**Work instructions**
Write out the material exactly, leaving every picture behind.

(Dataset items)
>> begin

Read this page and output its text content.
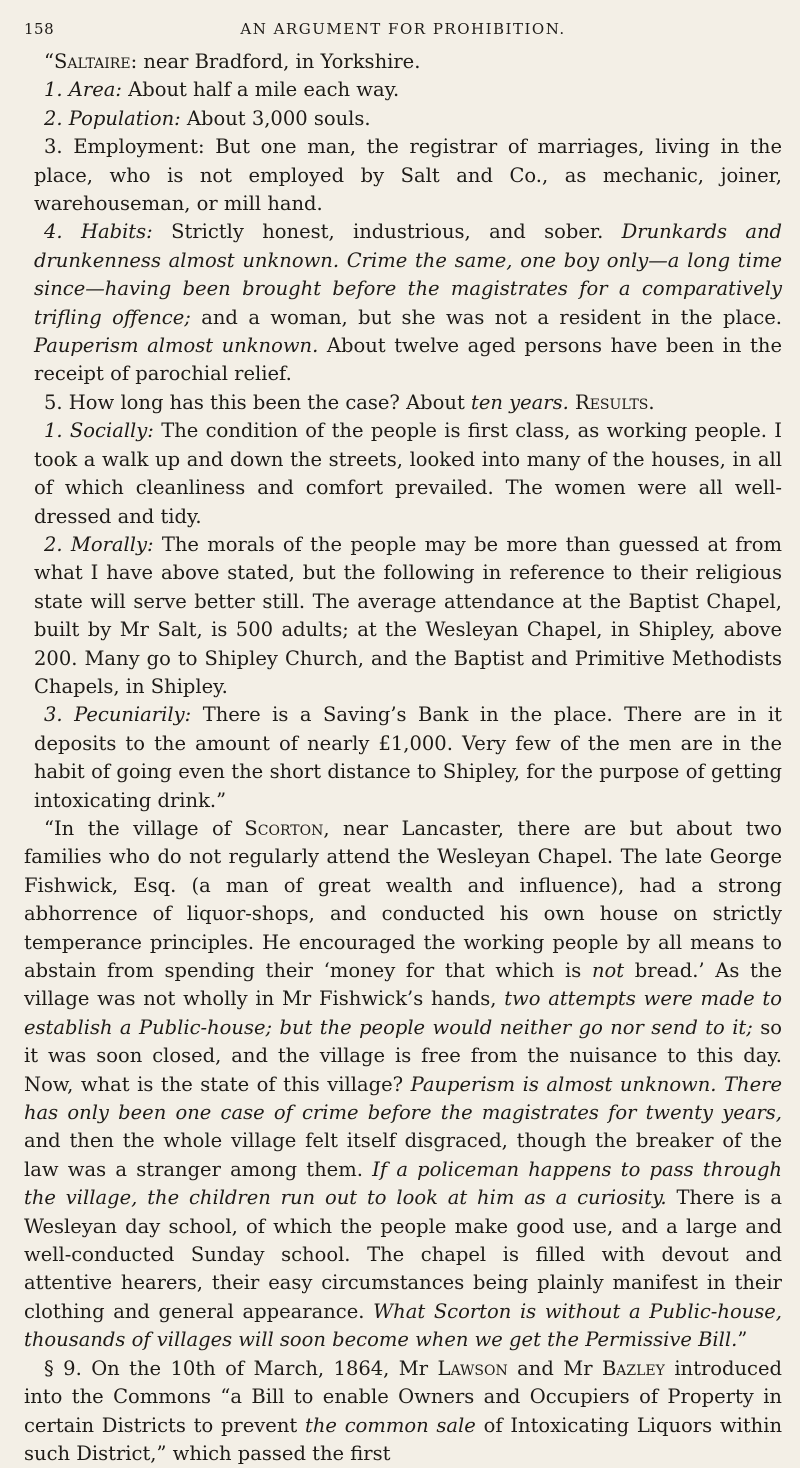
158	AN ARGUMENT FOR PROHIBITION.

“Saltaire: near Bradford, in Yorkshire.

1. Area: About half a mile each way.

2. Population: About 3,000 souls.

3. Employment: But one man, the registrar of marriages, living in the place, who is not employed by Salt and Co., as mechanic, joiner, warehouseman, or mill hand.

4. Habits: Strictly honest, industrious, and sober. Drunkards and drunkenness almost unknown. Crime the same, one boy only—a long time since—having been brought before the magistrates for a comparatively trifling offence; and a woman, but she was not a resident in the place. Pauperism almost unknown. About twelve aged persons have been in the receipt of parochial relief.

5. How long has this been the case? About ten years. Results.

1. Socially: The condition of the people is first class, as working people. I took a walk up and down the streets, looked into many of the houses, in all of which cleanliness and comfort prevailed. The women were all well-dressed and tidy.

2. Morally: The morals of the people may be more than guessed at from what I have above stated, but the following in reference to their religious state will serve better still. The average attendance at the Baptist Chapel, built by Mr Salt, is 500 adults; at the Wesleyan Chapel, in Shipley, above 200. Many go to Shipley Church, and the Baptist and Primitive Methodists Chapels, in Shipley.

3. Pecuniarily: There is a Saving’s Bank in the place. There are in it deposits to the amount of nearly £1,000. Very few of the men are in the habit of going even the short distance to Shipley, for the purpose of getting intoxicating drink.”

“In the village of Scorton, near Lancaster, there are but about two families who do not regularly attend the Wesleyan Chapel. The late George Fishwick, Esq. (a man of great wealth and influence), had a strong abhorrence of liquor-shops, and conducted his own house on strictly temperance principles. He encouraged the working people by all means to abstain from spending their ‘money for that which is not bread.’ As the village was not wholly in Mr Fishwick’s hands, two attempts were made to establish a Public-house; but the people would neither go nor send to it; so it was soon closed, and the village is free from the nuisance to this day. Now, what is the state of this village? Pauperism is almost unknown. There has only been one case of crime before the magistrates for twenty years, and then the whole village felt itself disgraced, though the breaker of the law was a stranger among them. If a policeman happens to pass through the village, the children run out to look at him as a curiosity. There is a Wesleyan day school, of which the people make good use, and a large and well-conducted Sunday school. The chapel is filled with devout and attentive hearers, their easy circumstances being plainly manifest in their clothing and general appearance. What Scorton is without a Public-house, thousands of villages will soon become when we get the Permissive Bill.”

§ 9. On the 10th of March, 1864, Mr Lawson and Mr Bazley introduced into the Commons “a Bill to enable Owners and Occupiers of Property in certain Districts to prevent the common sale of Intoxicating Liquors within such District,” which passed the first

>> end

**Solution for this exercise**
Read this page and output its text content.
158	AN ARGUMENT FOR PROHIBITION.

“Saltaire: near Bradford, in Yorkshire.

1. Area: About half a mile each way.

2. Population: About 3,000 souls.

3. Employment: But one man, the registrar of marriages, living in the place, who is not employed by Salt and Co., as mechanic, joiner, warehouseman, or mill hand.

4. Habits: Strictly honest, industrious, and sober. Drunkards and drunkenness almost unknown. Crime the same, one boy only—a long time since—having been brought before the magistrates for a comparatively trifling offence; and a woman, but she was not a resident in the place. Pauperism almost unknown. About twelve aged persons have been in the receipt of parochial relief.

5. How long has this been the case? About ten years. Results.

1. Socially: The condition of the people is first class, as working people. I took a walk up and down the streets, looked into many of the houses, in all of which cleanliness and comfort prevailed. The women were all well-dressed and tidy.

2. Morally: The morals of the people may be more than guessed at from what I have above stated, but the following in reference to their religious state will serve better still. The average attendance at the Baptist Chapel, built by Mr Salt, is 500 adults; at the Wesleyan Chapel, in Shipley, above 200. Many go to Shipley Church, and the Baptist and Primitive Methodists Chapels, in Shipley.

3. Pecuniarily: There is a Saving’s Bank in the place. There are in it deposits to the amount of nearly £1,000. Very few of the men are in the habit of going even the short distance to Shipley, for the purpose of getting intoxicating drink.”

“In the village of Scorton, near Lancaster, there are but about two families who do not regularly attend the Wesleyan Chapel. The late George Fishwick, Esq. (a man of great wealth and influence), had a strong abhorrence of liquor-shops, and conducted his own house on strictly temperance principles. He encouraged the working people by all means to abstain from spending their ‘money for that which is not bread.’ As the village was not wholly in Mr Fishwick’s hands, two attempts were made to establish a Public-house; but the people would neither go nor send to it; so it was soon closed, and the village is free from the nuisance to this day. Now, what is the state of this village? Pauperism is almost unknown. There has only been one case of crime before the magistrates for twenty years, and then the whole village felt itself disgraced, though the breaker of the law was a stranger among them. If a policeman happens to pass through the village, the children run out to look at him as a curiosity. There is a Wesleyan day school, of which the people make good use, and a large and well-conducted Sunday school. The chapel is filled with devout and attentive hearers, their easy circumstances being plainly manifest in their clothing and general appearance. What Scorton is without a Public-house, thousands of villages will soon become when we get the Permissive Bill.”

§ 9. On the 10th of March, 1864, Mr Lawson and Mr Bazley introduced into the Commons “a Bill to enable Owners and Occupiers of Property in certain Districts to prevent the common sale of Intoxicating Liquors within such District,” which passed the first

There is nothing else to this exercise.